What is required: Scan the lines below; pull out those with "noise".

* * *

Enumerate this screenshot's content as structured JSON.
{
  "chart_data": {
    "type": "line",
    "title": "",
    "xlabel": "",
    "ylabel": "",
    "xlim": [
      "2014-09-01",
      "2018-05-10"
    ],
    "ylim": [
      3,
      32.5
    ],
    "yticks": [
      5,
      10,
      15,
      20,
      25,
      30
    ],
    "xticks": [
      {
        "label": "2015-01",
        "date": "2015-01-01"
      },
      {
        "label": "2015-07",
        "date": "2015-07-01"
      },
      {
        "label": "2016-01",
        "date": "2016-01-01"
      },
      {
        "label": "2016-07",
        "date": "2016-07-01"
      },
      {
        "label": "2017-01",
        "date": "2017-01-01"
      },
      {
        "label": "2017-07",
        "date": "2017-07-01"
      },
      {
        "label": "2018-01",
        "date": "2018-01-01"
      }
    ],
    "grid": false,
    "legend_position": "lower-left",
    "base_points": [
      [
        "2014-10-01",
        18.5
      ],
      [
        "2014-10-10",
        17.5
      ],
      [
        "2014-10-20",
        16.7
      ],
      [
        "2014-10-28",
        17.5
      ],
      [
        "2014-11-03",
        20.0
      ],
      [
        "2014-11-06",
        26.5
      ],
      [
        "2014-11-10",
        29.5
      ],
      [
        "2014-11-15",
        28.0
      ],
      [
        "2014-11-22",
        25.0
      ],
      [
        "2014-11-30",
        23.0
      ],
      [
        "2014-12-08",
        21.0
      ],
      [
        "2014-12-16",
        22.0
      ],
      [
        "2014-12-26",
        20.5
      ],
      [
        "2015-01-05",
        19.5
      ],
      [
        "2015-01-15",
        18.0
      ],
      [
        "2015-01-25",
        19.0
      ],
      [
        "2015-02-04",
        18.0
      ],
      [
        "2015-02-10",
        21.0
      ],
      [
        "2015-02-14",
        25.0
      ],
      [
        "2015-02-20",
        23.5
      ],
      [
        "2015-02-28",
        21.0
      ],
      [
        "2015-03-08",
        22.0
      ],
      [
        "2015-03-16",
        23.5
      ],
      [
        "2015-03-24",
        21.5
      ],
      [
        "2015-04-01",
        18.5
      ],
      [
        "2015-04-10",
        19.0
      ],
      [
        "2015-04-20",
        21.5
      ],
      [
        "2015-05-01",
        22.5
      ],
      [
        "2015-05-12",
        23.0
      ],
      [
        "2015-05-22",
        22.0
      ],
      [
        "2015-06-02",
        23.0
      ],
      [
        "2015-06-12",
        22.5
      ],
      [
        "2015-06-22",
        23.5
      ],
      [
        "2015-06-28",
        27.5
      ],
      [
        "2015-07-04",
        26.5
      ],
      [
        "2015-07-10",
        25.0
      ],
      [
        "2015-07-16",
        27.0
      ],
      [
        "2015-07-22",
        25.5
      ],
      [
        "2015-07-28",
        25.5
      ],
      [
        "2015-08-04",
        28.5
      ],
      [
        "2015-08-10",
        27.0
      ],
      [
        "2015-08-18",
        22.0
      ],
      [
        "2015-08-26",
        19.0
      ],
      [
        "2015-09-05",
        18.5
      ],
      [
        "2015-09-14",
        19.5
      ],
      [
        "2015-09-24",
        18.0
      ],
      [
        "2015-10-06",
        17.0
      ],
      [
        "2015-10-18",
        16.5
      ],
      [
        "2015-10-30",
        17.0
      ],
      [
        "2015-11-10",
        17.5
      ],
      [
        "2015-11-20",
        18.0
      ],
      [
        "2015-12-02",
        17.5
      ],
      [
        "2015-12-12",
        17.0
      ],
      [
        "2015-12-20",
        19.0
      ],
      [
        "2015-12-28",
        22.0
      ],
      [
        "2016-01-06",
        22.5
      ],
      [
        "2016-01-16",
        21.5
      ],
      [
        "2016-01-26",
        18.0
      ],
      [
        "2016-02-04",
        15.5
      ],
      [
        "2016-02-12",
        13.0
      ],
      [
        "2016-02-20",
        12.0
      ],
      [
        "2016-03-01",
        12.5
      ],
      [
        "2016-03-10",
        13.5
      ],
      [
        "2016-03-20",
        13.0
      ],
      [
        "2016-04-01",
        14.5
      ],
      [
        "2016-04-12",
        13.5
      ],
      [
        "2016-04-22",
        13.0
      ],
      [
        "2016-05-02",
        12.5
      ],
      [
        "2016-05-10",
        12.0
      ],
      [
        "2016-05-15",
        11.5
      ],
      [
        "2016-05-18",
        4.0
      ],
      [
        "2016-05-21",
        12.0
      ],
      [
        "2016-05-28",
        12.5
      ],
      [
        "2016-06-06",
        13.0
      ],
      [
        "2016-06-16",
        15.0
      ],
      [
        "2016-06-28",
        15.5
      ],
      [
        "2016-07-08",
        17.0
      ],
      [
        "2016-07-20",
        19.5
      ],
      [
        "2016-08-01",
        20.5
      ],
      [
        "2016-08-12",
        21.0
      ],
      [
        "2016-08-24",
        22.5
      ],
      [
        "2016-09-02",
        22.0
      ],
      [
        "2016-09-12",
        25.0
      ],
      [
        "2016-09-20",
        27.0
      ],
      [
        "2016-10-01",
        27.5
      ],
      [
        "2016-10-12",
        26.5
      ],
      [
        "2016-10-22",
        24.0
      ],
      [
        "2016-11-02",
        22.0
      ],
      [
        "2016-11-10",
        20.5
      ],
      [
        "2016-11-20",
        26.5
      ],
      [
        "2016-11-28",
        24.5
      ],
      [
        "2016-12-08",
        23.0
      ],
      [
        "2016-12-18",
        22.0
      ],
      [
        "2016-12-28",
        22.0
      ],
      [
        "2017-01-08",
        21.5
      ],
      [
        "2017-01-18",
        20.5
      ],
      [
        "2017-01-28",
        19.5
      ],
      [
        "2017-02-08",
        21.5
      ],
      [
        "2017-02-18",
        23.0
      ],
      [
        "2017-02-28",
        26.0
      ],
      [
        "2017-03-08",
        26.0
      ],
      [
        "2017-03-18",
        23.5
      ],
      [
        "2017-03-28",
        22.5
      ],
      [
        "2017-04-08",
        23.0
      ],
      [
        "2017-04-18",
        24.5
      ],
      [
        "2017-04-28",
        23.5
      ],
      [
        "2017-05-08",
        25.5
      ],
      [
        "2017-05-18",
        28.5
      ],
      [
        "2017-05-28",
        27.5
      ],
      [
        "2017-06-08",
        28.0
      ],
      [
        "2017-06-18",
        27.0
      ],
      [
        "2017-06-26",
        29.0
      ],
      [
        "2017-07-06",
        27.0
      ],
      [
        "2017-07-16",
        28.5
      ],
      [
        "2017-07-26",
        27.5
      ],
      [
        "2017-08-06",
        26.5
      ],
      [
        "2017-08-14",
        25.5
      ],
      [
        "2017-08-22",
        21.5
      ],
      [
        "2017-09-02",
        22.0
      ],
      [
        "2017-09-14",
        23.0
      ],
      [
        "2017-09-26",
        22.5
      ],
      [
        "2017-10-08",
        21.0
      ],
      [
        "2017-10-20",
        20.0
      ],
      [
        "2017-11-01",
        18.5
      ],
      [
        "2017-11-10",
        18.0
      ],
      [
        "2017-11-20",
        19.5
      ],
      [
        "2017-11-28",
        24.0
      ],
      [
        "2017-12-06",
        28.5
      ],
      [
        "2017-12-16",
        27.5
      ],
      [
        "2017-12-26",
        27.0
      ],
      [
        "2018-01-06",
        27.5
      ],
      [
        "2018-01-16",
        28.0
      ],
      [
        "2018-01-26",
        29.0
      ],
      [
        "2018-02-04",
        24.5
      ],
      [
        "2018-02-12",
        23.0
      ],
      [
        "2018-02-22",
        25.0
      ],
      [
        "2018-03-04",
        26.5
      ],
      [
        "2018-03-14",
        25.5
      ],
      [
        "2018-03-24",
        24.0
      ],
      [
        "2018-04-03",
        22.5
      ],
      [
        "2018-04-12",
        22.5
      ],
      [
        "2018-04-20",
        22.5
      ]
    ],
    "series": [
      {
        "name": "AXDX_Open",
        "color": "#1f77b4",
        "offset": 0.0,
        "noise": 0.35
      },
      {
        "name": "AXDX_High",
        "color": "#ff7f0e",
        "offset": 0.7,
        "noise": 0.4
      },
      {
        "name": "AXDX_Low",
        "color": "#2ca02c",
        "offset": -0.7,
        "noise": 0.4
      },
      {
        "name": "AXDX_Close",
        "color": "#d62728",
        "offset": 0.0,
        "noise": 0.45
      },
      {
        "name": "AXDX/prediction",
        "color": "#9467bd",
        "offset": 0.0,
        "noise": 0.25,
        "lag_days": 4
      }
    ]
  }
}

* * *

Output below:
        "noise": 0.35
        "noise": 0.4
        "noise": 0.4
        "noise": 0.45
        "noise": 0.25,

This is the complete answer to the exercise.